Exercise aim
Copy out every record below exactly as written, but leave out any pictures.

Data shown
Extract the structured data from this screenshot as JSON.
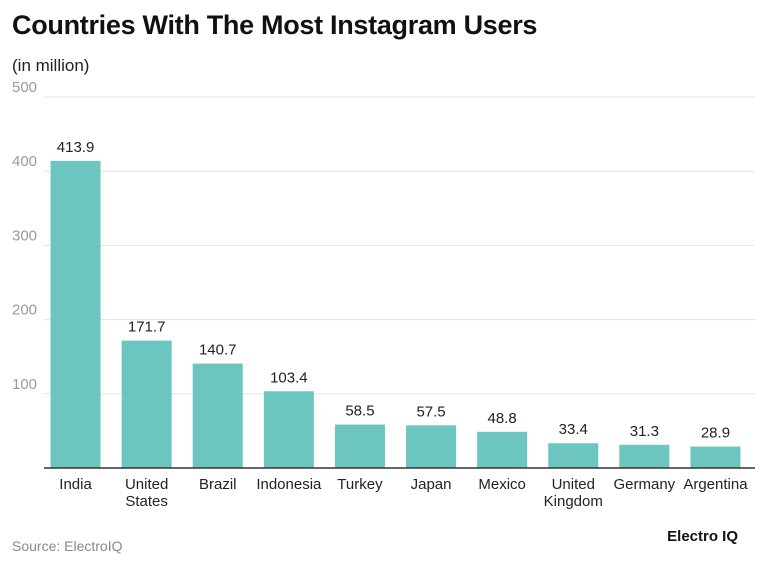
{
  "chart_data": {
    "type": "bar",
    "title": "Countries With The Most Instagram Users",
    "subtitle": "(in million)",
    "categories": [
      [
        "India"
      ],
      [
        "United",
        "States"
      ],
      [
        "Brazil"
      ],
      [
        "Indonesia"
      ],
      [
        "Turkey"
      ],
      [
        "Japan"
      ],
      [
        "Mexico"
      ],
      [
        "United",
        "Kingdom"
      ],
      [
        "Germany"
      ],
      [
        "Argentina"
      ]
    ],
    "values": [
      413.9,
      171.7,
      140.7,
      103.4,
      58.5,
      57.5,
      48.8,
      33.4,
      31.3,
      28.9
    ],
    "value_labels": [
      "413.9",
      "171.7",
      "140.7",
      "103.4",
      "58.5",
      "57.5",
      "48.8",
      "33.4",
      "31.3",
      "28.9"
    ],
    "ylim": [
      0,
      500
    ],
    "yticks": [
      "100",
      "200",
      "300",
      "400",
      "500"
    ],
    "xlabel": "",
    "ylabel": "",
    "grid": true,
    "bar_color": "#6cc6bf"
  },
  "footer": {
    "source": "Source: ElectroIQ",
    "brand": "Electro IQ"
  }
}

Reply to the task
Extract the structured data from this screenshot as JSON.
{
  "chart_data": {
    "type": "bar",
    "title": "Countries With The Most Instagram Users",
    "subtitle": "(in million)",
    "categories": [
      [
        "India"
      ],
      [
        "United",
        "States"
      ],
      [
        "Brazil"
      ],
      [
        "Indonesia"
      ],
      [
        "Turkey"
      ],
      [
        "Japan"
      ],
      [
        "Mexico"
      ],
      [
        "United",
        "Kingdom"
      ],
      [
        "Germany"
      ],
      [
        "Argentina"
      ]
    ],
    "values": [
      413.9,
      171.7,
      140.7,
      103.4,
      58.5,
      57.5,
      48.8,
      33.4,
      31.3,
      28.9
    ],
    "value_labels": [
      "413.9",
      "171.7",
      "140.7",
      "103.4",
      "58.5",
      "57.5",
      "48.8",
      "33.4",
      "31.3",
      "28.9"
    ],
    "ylim": [
      0,
      500
    ],
    "yticks": [
      "100",
      "200",
      "300",
      "400",
      "500"
    ],
    "xlabel": "",
    "ylabel": "",
    "grid": true,
    "bar_color": "#6cc6bf"
  },
  "footer": {
    "source": "Source: ElectroIQ",
    "brand": "Electro IQ"
  }
}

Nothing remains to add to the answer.